(Prompt)
Reproduce verbatim the portion of the service-dominant logic text below that begins at the words "Marketing inherited a" and stops after "or manufactured output.".

||It has been suggested that Service-Dominant Strategy Canvas be merged into this article. (Discuss) Proposed since January 2016.|
Radical reformulation of marketing happens and arguably is part of the dynamic tension just under the surface calm of any discipline. But not since Lynn Shostack’s call to marketers to "break free" from goods marketing in 1977 has a new reconfiguration of general marketing logic attracted so much interest so quickly. The catalyst for this interest was the publication of an award-winning article by Stephen Vargo and Robert Lusch in the January 2004 issue of Journal of Marketing entitled "Evolving to a New Dominant Logic for Marketing". This was followed in the same year by an article from the same authors in the Journal of Service Research, directly challenging the efficacy of the characteristic differentiators between services and goods (intangibility, heterogeneity, inseparability and perishability). In 2005, an international group of academics led by David Ballantyne met to discuss these issues at The Otago Forum (2005, 2008, 2011), with special issues of major marketing journals emerging, as a consequence. Other international interest emerged that broadened to include service management and service science. This broadened interest is reflected in the Naples Forum on Service (2009, 2011,and 2013) that has a special focus on service systems and networks, service science and service-dominant logic. Lusch and Vargo, established the Forum on Markets and Marketing (FMM), which was held in 2008 at the University of New South Wales, in 2010 at Cambridge University, in 2012 at the University of Auckland, and in 2014 at the CTF, Service Research Center Karlstad University, Sweden. FMM, now a biennial event was established as a service-dominant (S-D) logic-based forum to: (1) explore foundational and theoretical issues related to marketing, including the understanding of markets and marketing systems and (2) further the development of S-D logic.
What is S-D Logic?
Marketing inherited a model of exchange from economics, which had a dominant logic based on the exchange of "goods", which usually are manufactured output. The dominant logic focused on tangible resources, embedded value, and transactions. Over the past several decades, new perspectives have emerged that have a revised logic focused on intangible resources, the co-creation of value, and relationships. The new perspectives are converging to form a new dominant logic for marketing, one in which service provision rather than goods is fundamental to economic exchange. Vargo and Morgan (2005) provide a historical review of economic and philosophical thought that led to the dominant logic surround goods or manufactured output.
S-D Logic is built on ten foundational premises. Eight of these were put forth in the initial Vargo and Lusch 2004a article in the Journal of Marketing. Two additional premises have been added since and appear in their 2008a article in the Journal of the Academy of Marketing Science.

(Given entries)
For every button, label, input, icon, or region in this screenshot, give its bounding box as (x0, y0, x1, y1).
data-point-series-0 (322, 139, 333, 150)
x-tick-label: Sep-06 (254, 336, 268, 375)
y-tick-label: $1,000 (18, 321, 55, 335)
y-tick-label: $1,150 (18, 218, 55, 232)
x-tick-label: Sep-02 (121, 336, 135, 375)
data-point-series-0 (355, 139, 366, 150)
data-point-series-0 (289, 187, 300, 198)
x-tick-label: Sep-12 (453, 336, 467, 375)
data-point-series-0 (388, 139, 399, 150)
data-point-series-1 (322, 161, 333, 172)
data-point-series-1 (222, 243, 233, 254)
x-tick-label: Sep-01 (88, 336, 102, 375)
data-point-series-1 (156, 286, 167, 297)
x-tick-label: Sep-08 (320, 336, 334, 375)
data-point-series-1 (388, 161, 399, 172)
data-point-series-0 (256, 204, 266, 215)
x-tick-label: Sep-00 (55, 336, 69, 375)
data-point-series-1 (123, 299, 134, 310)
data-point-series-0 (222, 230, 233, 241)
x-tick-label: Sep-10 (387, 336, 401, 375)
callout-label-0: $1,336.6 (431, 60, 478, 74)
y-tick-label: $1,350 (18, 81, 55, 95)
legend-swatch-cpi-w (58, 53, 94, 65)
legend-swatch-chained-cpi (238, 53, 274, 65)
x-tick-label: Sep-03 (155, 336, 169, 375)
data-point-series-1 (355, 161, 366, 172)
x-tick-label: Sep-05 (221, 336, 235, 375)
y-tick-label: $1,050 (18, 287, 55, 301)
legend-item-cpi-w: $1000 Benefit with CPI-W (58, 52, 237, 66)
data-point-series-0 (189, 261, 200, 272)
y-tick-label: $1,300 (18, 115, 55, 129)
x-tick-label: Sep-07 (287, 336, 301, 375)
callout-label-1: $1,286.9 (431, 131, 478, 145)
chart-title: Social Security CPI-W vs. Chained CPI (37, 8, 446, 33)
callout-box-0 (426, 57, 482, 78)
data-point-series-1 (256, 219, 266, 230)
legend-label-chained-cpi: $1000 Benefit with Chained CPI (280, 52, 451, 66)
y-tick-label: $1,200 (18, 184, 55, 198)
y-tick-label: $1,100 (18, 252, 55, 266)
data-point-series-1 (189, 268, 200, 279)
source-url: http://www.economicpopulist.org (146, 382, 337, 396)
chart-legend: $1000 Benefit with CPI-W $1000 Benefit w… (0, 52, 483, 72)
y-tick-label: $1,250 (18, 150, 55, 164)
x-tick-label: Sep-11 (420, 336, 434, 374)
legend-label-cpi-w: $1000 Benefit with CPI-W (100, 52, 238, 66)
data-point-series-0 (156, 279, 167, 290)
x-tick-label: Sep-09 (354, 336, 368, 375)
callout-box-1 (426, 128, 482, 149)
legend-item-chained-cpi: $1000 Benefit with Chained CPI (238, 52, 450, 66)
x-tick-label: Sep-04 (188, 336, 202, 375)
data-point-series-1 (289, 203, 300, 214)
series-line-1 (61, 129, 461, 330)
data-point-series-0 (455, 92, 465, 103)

(Response)
Marketing inherited a model of exchange from economics, which had a dominant logic based on the exchange of "goods", which usually are manufactured output. The dominant logic focused on tangible resources, embedded value, and transactions. Over the past several decades, new perspectives have emerged that have a revised logic focused on intangible resources, the co-creation of value, and relationships. The new perspectives are converging to form a new dominant logic for marketing, one in which service provision rather than goods is fundamental to economic exchange. Vargo and Morgan (2005) provide a historical review of economic and philosophical thought that led to the dominant logic surround goods or manufactured output.